Task.
Tally the lines that include the word "JSON" and reply with nothing but the total.

Some records.
━━━━━━

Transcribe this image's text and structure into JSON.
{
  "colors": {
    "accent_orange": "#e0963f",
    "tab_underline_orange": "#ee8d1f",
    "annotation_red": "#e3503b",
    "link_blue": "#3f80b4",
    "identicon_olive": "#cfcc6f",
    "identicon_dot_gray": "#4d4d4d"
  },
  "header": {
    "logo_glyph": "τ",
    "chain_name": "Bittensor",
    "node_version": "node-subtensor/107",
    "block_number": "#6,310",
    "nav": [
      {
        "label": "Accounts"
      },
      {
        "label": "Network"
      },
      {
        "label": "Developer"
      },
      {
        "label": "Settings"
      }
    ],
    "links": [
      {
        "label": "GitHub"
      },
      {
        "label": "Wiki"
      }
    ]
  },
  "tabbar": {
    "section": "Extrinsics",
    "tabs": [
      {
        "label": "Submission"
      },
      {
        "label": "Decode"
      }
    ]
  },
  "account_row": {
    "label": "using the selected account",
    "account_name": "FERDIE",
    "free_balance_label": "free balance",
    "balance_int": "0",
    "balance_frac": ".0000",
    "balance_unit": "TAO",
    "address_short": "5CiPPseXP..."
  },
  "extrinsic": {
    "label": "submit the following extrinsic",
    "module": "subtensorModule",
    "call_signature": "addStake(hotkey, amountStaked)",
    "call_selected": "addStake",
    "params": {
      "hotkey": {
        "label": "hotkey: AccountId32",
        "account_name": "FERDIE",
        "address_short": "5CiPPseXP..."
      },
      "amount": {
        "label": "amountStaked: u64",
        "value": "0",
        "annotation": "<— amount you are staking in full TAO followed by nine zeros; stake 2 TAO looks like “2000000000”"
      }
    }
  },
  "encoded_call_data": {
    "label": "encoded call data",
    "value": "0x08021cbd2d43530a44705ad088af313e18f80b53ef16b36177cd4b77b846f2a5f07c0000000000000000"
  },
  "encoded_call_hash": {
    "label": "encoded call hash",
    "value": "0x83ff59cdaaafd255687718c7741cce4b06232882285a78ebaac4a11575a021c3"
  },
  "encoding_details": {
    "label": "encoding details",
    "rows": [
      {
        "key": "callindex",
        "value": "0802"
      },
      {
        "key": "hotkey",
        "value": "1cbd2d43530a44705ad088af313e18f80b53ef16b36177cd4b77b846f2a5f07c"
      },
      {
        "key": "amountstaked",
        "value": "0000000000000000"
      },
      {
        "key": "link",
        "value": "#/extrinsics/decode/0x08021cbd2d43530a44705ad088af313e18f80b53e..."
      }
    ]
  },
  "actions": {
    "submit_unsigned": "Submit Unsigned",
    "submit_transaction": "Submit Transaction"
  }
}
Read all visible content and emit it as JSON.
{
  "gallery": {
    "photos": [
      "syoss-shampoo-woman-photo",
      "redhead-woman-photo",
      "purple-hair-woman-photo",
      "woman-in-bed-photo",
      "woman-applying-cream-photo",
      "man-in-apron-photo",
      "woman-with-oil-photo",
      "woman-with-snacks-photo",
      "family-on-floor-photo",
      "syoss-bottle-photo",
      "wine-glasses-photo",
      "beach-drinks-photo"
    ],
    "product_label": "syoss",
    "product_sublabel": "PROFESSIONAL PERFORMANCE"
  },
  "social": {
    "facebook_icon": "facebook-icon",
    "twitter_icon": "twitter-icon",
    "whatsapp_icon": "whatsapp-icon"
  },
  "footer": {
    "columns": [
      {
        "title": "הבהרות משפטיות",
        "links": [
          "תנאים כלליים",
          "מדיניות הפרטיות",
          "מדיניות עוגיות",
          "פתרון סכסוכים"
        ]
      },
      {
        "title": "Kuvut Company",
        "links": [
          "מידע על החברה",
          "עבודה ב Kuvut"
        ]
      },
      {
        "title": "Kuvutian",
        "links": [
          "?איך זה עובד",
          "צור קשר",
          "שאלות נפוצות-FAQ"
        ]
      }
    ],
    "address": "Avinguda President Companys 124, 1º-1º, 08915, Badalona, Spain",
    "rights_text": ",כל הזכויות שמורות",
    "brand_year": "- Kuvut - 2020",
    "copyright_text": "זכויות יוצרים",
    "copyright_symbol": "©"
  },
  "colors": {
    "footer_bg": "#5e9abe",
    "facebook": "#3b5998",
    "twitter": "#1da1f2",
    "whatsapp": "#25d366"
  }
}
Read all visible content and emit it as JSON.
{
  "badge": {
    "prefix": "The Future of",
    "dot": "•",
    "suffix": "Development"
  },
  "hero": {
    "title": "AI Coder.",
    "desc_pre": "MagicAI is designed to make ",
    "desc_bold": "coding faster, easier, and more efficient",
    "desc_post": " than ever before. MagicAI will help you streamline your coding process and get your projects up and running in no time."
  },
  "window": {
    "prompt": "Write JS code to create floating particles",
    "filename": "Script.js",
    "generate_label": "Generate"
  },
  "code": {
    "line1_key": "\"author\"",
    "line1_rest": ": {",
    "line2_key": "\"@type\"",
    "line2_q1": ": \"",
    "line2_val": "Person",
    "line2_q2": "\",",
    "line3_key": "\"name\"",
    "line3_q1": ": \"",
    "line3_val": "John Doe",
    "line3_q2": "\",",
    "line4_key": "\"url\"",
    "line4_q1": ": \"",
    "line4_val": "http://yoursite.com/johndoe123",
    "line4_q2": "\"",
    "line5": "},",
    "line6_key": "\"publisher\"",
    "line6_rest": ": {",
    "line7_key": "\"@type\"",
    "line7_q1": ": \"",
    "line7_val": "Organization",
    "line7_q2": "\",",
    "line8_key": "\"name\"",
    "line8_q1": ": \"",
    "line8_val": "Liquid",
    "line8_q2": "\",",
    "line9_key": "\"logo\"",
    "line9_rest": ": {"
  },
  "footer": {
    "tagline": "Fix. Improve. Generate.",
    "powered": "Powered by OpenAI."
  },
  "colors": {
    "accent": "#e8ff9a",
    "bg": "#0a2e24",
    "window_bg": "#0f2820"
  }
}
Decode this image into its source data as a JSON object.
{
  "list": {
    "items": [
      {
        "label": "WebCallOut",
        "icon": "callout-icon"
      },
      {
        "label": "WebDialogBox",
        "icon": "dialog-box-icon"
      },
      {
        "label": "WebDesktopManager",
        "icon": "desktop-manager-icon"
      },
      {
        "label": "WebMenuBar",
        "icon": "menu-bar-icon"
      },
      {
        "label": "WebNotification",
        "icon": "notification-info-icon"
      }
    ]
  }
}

━━━━━━

Task result.
4